> _Stored data_:
[START]

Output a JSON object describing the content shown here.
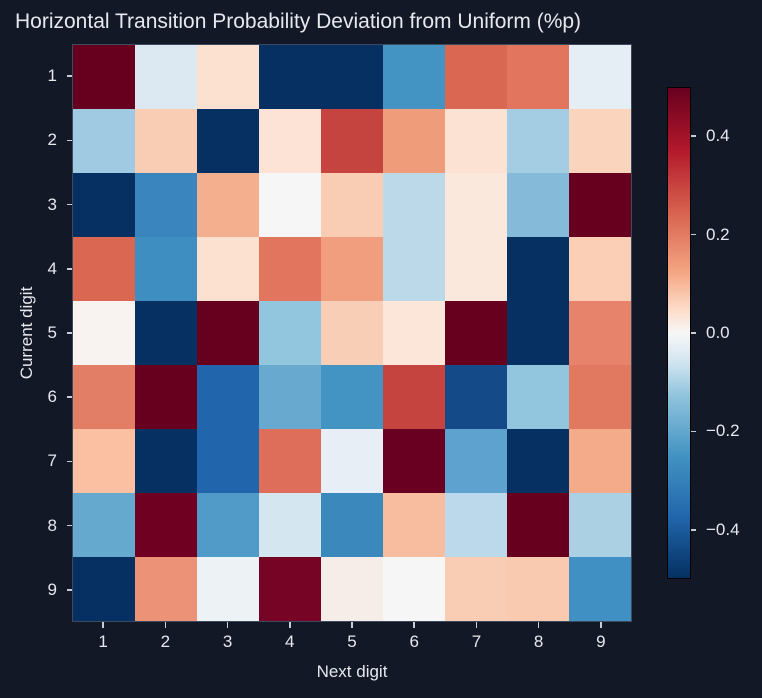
{
  "chart_data": {
    "type": "heatmap",
    "title": "Horizontal Transition Probability Deviation from Uniform (%p)",
    "xlabel": "Next digit",
    "ylabel": "Current digit",
    "x_categories": [
      "1",
      "2",
      "3",
      "4",
      "5",
      "6",
      "7",
      "8",
      "9"
    ],
    "y_categories": [
      "1",
      "2",
      "3",
      "4",
      "5",
      "6",
      "7",
      "8",
      "9"
    ],
    "colormap": "RdBu_r",
    "vmin": -0.5,
    "vmax": 0.5,
    "colorbar_ticks": [
      "0.4",
      "0.2",
      "0.0",
      "−0.2",
      "−0.4"
    ],
    "colorbar_tick_values": [
      0.4,
      0.2,
      0.0,
      -0.2,
      -0.4
    ],
    "values": [
      [
        0.55,
        -0.05,
        0.06,
        -0.55,
        -0.55,
        -0.28,
        0.3,
        0.27,
        -0.03
      ],
      [
        -0.16,
        0.12,
        -0.55,
        0.05,
        0.38,
        0.2,
        0.06,
        -0.15,
        0.1
      ],
      [
        -0.55,
        -0.31,
        0.17,
        0.0,
        0.12,
        -0.1,
        0.03,
        -0.19,
        0.55
      ],
      [
        0.3,
        -0.29,
        0.06,
        0.27,
        0.19,
        -0.1,
        0.03,
        -0.55,
        0.11
      ],
      [
        0.01,
        -0.55,
        0.55,
        -0.17,
        0.12,
        0.04,
        0.55,
        -0.55,
        0.24
      ],
      [
        0.26,
        0.55,
        -0.38,
        -0.23,
        -0.28,
        0.38,
        -0.44,
        -0.17,
        0.27
      ],
      [
        0.14,
        -0.55,
        -0.38,
        0.29,
        -0.03,
        0.55,
        -0.24,
        -0.55,
        0.17
      ],
      [
        -0.23,
        0.5,
        -0.26,
        -0.06,
        -0.31,
        0.15,
        -0.1,
        0.55,
        -0.12
      ],
      [
        -0.55,
        0.21,
        -0.02,
        0.48,
        0.02,
        0.0,
        0.1,
        0.11,
        -0.28
      ]
    ],
    "cell_colors": [
      [
        "#67001f",
        "#dce9f3",
        "#fce0d0",
        "#053061",
        "#053061",
        "#4393c3",
        "#d96752",
        "#e1755e",
        "#e6eef5"
      ],
      [
        "#9fcae1",
        "#f9ccb4",
        "#053061",
        "#fde3d6",
        "#c6443f",
        "#ef9c7b",
        "#fbe2d2",
        "#a4cde3",
        "#fad4bc"
      ],
      [
        "#053061",
        "#3a85bd",
        "#f4af8f",
        "#f6f6f6",
        "#f9ccb4",
        "#bcd9ea",
        "#fae8dc",
        "#85bbd9",
        "#67001f"
      ],
      [
        "#d96752",
        "#3f8ec1",
        "#fce0d0",
        "#e1755e",
        "#f19e7e",
        "#bcd9ea",
        "#fae8dc",
        "#053061",
        "#facfb6"
      ],
      [
        "#f8f3f0",
        "#053061",
        "#67001f",
        "#92c5de",
        "#f9ceb6",
        "#fbe6d9",
        "#67001f",
        "#053061",
        "#e7836a"
      ],
      [
        "#e37e66",
        "#67001f",
        "#2166ac",
        "#68a9d0",
        "#4393c3",
        "#c6443f",
        "#144a87",
        "#92c5de",
        "#e17860"
      ],
      [
        "#fbbfa2",
        "#053061",
        "#2166ac",
        "#de6d59",
        "#e7eef5",
        "#6a0021",
        "#5ea3cf",
        "#053061",
        "#f4ab89"
      ],
      [
        "#65a9cf",
        "#700021",
        "#519bc8",
        "#d4e6f0",
        "#3b88bd",
        "#f8bc9f",
        "#bbd9ea",
        "#67001f",
        "#abd0e4"
      ],
      [
        "#053061",
        "#ec9276",
        "#edf2f4",
        "#760525",
        "#f7ede8",
        "#f6f6f6",
        "#f9cdb4",
        "#f9caaf",
        "#4190c4"
      ]
    ]
  }
}
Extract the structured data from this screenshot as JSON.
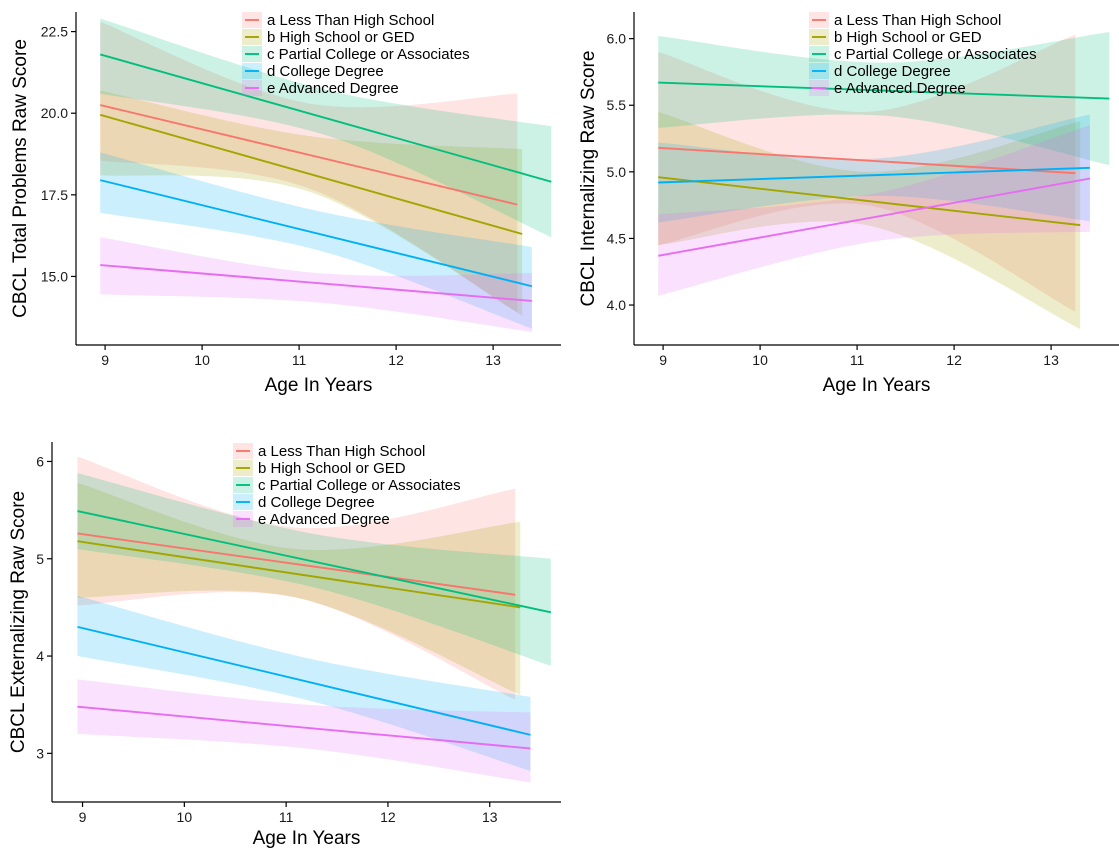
{
  "chart_data": [
    {
      "type": "line",
      "title": "",
      "xlabel": "Age In Years",
      "ylabel": "CBCL Total Problems Raw Score",
      "xlim": [
        8.7,
        13.7
      ],
      "ylim": [
        12.9,
        23.1
      ],
      "xticks": [
        9,
        10,
        11,
        12,
        13
      ],
      "yticks": [
        15.0,
        17.5,
        20.0,
        22.5
      ],
      "ytick_labels": [
        "15.0",
        "17.5",
        "20.0",
        "22.5"
      ],
      "grid": false,
      "legend_position": "top-center",
      "series": [
        {
          "name": "a  Less Than High School",
          "color": "#f8766d",
          "x": [
            8.95,
            13.25
          ],
          "y": [
            20.25,
            17.2
          ],
          "ci_x": [
            8.95,
            11.1,
            13.25
          ],
          "ci_low": [
            18.55,
            17.7,
            13.9
          ],
          "ci_high": [
            22.8,
            20.3,
            20.6
          ]
        },
        {
          "name": "b  High School or GED",
          "color": "#a3a500",
          "x": [
            8.95,
            13.3
          ],
          "y": [
            19.95,
            16.3
          ],
          "ci_x": [
            8.95,
            11.1,
            13.3
          ],
          "ci_low": [
            18.1,
            17.6,
            13.8
          ],
          "ci_high": [
            20.7,
            19.3,
            18.9
          ]
        },
        {
          "name": "c  Partial College or Associates",
          "color": "#00bf7d",
          "x": [
            8.95,
            13.6
          ],
          "y": [
            21.8,
            17.9
          ],
          "ci_x": [
            8.95,
            11.3,
            13.6
          ],
          "ci_low": [
            20.6,
            19.3,
            16.2
          ],
          "ci_high": [
            22.9,
            20.7,
            19.6
          ]
        },
        {
          "name": "d  College Degree",
          "color": "#00b0f6",
          "x": [
            8.95,
            13.4
          ],
          "y": [
            17.95,
            14.7
          ],
          "ci_x": [
            8.95,
            11.2,
            13.4
          ],
          "ci_low": [
            16.95,
            15.8,
            13.4
          ],
          "ci_high": [
            18.8,
            17.0,
            15.9
          ]
        },
        {
          "name": "e  Advanced Degree",
          "color": "#e76bf3",
          "x": [
            8.95,
            13.4
          ],
          "y": [
            15.35,
            14.25
          ],
          "ci_x": [
            8.95,
            11.2,
            13.4
          ],
          "ci_low": [
            14.45,
            14.2,
            13.3
          ],
          "ci_high": [
            16.2,
            15.1,
            15.1
          ]
        }
      ]
    },
    {
      "type": "line",
      "title": "",
      "xlabel": "Age In Years",
      "ylabel": "CBCL Internalizing Raw Score",
      "xlim": [
        8.7,
        13.7
      ],
      "ylim": [
        3.7,
        6.2
      ],
      "xticks": [
        9,
        10,
        11,
        12,
        13
      ],
      "yticks": [
        4.0,
        4.5,
        5.0,
        5.5,
        6.0
      ],
      "ytick_labels": [
        "4.0",
        "4.5",
        "5.0",
        "5.5",
        "6.0"
      ],
      "grid": false,
      "legend_position": "top-center",
      "series": [
        {
          "name": "a  Less Than High School",
          "color": "#f8766d",
          "x": [
            8.95,
            13.25
          ],
          "y": [
            5.18,
            4.99
          ],
          "ci_x": [
            8.95,
            11.1,
            13.25
          ],
          "ci_low": [
            4.45,
            4.75,
            3.95
          ],
          "ci_high": [
            5.9,
            5.45,
            6.03
          ]
        },
        {
          "name": "b  High School or GED",
          "color": "#a3a500",
          "x": [
            8.95,
            13.3
          ],
          "y": [
            4.96,
            4.6
          ],
          "ci_x": [
            8.95,
            11.1,
            13.3
          ],
          "ci_low": [
            4.45,
            4.6,
            3.82
          ],
          "ci_high": [
            5.45,
            5.0,
            5.38
          ]
        },
        {
          "name": "c  Partial College or Associates",
          "color": "#00bf7d",
          "x": [
            8.95,
            13.6
          ],
          "y": [
            5.67,
            5.55
          ],
          "ci_x": [
            8.95,
            11.3,
            13.6
          ],
          "ci_low": [
            5.33,
            5.42,
            5.05
          ],
          "ci_high": [
            6.02,
            5.82,
            6.05
          ]
        },
        {
          "name": "d  College Degree",
          "color": "#00b0f6",
          "x": [
            8.95,
            13.4
          ],
          "y": [
            4.92,
            5.03
          ],
          "ci_x": [
            8.95,
            11.2,
            13.4
          ],
          "ci_low": [
            4.62,
            4.82,
            4.63
          ],
          "ci_high": [
            5.22,
            5.1,
            5.43
          ]
        },
        {
          "name": "e  Advanced Degree",
          "color": "#e76bf3",
          "x": [
            8.95,
            13.4
          ],
          "y": [
            4.37,
            4.95
          ],
          "ci_x": [
            8.95,
            11.2,
            13.4
          ],
          "ci_low": [
            4.07,
            4.48,
            4.55
          ],
          "ci_high": [
            4.68,
            4.84,
            5.35
          ]
        }
      ]
    },
    {
      "type": "line",
      "title": "",
      "xlabel": "Age In Years",
      "ylabel": "CBCL Externalizing Raw Score",
      "xlim": [
        8.7,
        13.7
      ],
      "ylim": [
        2.5,
        6.2
      ],
      "xticks": [
        9,
        10,
        11,
        12,
        13
      ],
      "yticks": [
        3,
        4,
        5,
        6
      ],
      "ytick_labels": [
        "3",
        "4",
        "5",
        "6"
      ],
      "grid": false,
      "legend_position": "top-center",
      "series": [
        {
          "name": "a  Less Than High School",
          "color": "#f8766d",
          "x": [
            8.95,
            13.25
          ],
          "y": [
            5.26,
            4.63
          ],
          "ci_x": [
            8.95,
            11.1,
            13.25
          ],
          "ci_low": [
            4.52,
            4.6,
            3.55
          ],
          "ci_high": [
            6.05,
            5.32,
            5.72
          ]
        },
        {
          "name": "b  High School or GED",
          "color": "#a3a500",
          "x": [
            8.95,
            13.3
          ],
          "y": [
            5.18,
            4.5
          ],
          "ci_x": [
            8.95,
            11.1,
            13.3
          ],
          "ci_low": [
            4.6,
            4.6,
            3.6
          ],
          "ci_high": [
            5.78,
            5.1,
            5.38
          ]
        },
        {
          "name": "c  Partial College or Associates",
          "color": "#00bf7d",
          "x": [
            8.95,
            13.6
          ],
          "y": [
            5.49,
            4.45
          ],
          "ci_x": [
            8.95,
            11.3,
            13.6
          ],
          "ci_low": [
            5.1,
            4.7,
            3.9
          ],
          "ci_high": [
            5.88,
            5.25,
            5.0
          ]
        },
        {
          "name": "d  College Degree",
          "color": "#00b0f6",
          "x": [
            8.95,
            13.4
          ],
          "y": [
            4.3,
            3.19
          ],
          "ci_x": [
            8.95,
            11.2,
            13.4
          ],
          "ci_low": [
            4.0,
            3.55,
            2.82
          ],
          "ci_high": [
            4.62,
            3.98,
            3.58
          ]
        },
        {
          "name": "e  Advanced Degree",
          "color": "#e76bf3",
          "x": [
            8.95,
            13.4
          ],
          "y": [
            3.48,
            3.05
          ],
          "ci_x": [
            8.95,
            11.2,
            13.4
          ],
          "ci_low": [
            3.2,
            3.05,
            2.7
          ],
          "ci_high": [
            3.76,
            3.5,
            3.42
          ]
        }
      ]
    }
  ]
}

[END]

> _What is being asked_:
Establish how many lines of the records contain the string "digit" and state that number without elaboration.

> _Task result_:
2